Collected data entries:
[Start]
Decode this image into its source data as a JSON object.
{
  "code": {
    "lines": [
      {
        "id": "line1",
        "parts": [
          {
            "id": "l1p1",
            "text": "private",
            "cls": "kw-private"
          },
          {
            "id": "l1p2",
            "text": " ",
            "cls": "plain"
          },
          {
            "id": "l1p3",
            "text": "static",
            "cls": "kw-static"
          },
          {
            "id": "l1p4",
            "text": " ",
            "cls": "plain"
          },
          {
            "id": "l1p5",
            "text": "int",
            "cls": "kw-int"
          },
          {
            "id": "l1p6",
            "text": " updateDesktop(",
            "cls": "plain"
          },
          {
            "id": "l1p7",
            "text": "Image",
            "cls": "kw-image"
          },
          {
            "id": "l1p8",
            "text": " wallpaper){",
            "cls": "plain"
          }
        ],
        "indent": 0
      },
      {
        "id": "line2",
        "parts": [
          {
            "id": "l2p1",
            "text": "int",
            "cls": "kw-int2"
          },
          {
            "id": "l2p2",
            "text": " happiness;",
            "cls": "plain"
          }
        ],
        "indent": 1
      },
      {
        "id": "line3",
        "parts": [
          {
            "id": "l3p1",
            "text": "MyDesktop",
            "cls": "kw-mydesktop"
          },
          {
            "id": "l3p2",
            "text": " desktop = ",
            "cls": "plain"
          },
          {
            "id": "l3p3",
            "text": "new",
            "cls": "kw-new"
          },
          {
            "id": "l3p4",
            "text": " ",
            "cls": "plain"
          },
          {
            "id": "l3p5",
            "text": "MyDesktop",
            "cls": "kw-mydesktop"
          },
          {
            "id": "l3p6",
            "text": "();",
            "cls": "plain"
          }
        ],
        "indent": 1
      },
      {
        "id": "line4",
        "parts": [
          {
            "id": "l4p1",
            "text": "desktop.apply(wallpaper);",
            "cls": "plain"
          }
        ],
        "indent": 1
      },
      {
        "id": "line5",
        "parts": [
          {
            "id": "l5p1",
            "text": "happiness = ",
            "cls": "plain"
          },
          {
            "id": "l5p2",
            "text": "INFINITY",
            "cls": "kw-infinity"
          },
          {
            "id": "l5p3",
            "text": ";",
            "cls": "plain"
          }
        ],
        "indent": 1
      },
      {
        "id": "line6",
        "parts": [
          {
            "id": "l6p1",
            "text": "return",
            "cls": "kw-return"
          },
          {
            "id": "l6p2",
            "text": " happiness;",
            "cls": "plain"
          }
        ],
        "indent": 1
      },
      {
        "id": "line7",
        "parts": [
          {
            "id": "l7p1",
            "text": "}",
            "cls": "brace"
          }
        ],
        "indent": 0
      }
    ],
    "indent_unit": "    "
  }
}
[End]
▶ _Goal_
Write down every line of the data exactly as it appears above.

▶ _Answer to this problem_
Decode this image into its source data as a JSON object.
{
  "code": {
    "lines": [
      {
        "id": "line1",
        "parts": [
          {
            "id": "l1p1",
            "text": "private",
            "cls": "kw-private"
          },
          {
            "id": "l1p2",
            "text": " ",
            "cls": "plain"
          },
          {
            "id": "l1p3",
            "text": "static",
            "cls": "kw-static"
          },
          {
            "id": "l1p4",
            "text": " ",
            "cls": "plain"
          },
          {
            "id": "l1p5",
            "text": "int",
            "cls": "kw-int"
          },
          {
            "id": "l1p6",
            "text": " updateDesktop(",
            "cls": "plain"
          },
          {
            "id": "l1p7",
            "text": "Image",
            "cls": "kw-image"
          },
          {
            "id": "l1p8",
            "text": " wallpaper){",
            "cls": "plain"
          }
        ],
        "indent": 0
      },
      {
        "id": "line2",
        "parts": [
          {
            "id": "l2p1",
            "text": "int",
            "cls": "kw-int2"
          },
          {
            "id": "l2p2",
            "text": " happiness;",
            "cls": "plain"
          }
        ],
        "indent": 1
      },
      {
        "id": "line3",
        "parts": [
          {
            "id": "l3p1",
            "text": "MyDesktop",
            "cls": "kw-mydesktop"
          },
          {
            "id": "l3p2",
            "text": " desktop = ",
            "cls": "plain"
          },
          {
            "id": "l3p3",
            "text": "new",
            "cls": "kw-new"
          },
          {
            "id": "l3p4",
            "text": " ",
            "cls": "plain"
          },
          {
            "id": "l3p5",
            "text": "MyDesktop",
            "cls": "kw-mydesktop"
          },
          {
            "id": "l3p6",
            "text": "();",
            "cls": "plain"
          }
        ],
        "indent": 1
      },
      {
        "id": "line4",
        "parts": [
          {
            "id": "l4p1",
            "text": "desktop.apply(wallpaper);",
            "cls": "plain"
          }
        ],
        "indent": 1
      },
      {
        "id": "line5",
        "parts": [
          {
            "id": "l5p1",
            "text": "happiness = ",
            "cls": "plain"
          },
          {
            "id": "l5p2",
            "text": "INFINITY",
            "cls": "kw-infinity"
          },
          {
            "id": "l5p3",
            "text": ";",
            "cls": "plain"
          }
        ],
        "indent": 1
      },
      {
        "id": "line6",
        "parts": [
          {
            "id": "l6p1",
            "text": "return",
            "cls": "kw-return"
          },
          {
            "id": "l6p2",
            "text": " happiness;",
            "cls": "plain"
          }
        ],
        "indent": 1
      },
      {
        "id": "line7",
        "parts": [
          {
            "id": "l7p1",
            "text": "}",
            "cls": "brace"
          }
        ],
        "indent": 0
      }
    ],
    "indent_unit": "    "
  }
}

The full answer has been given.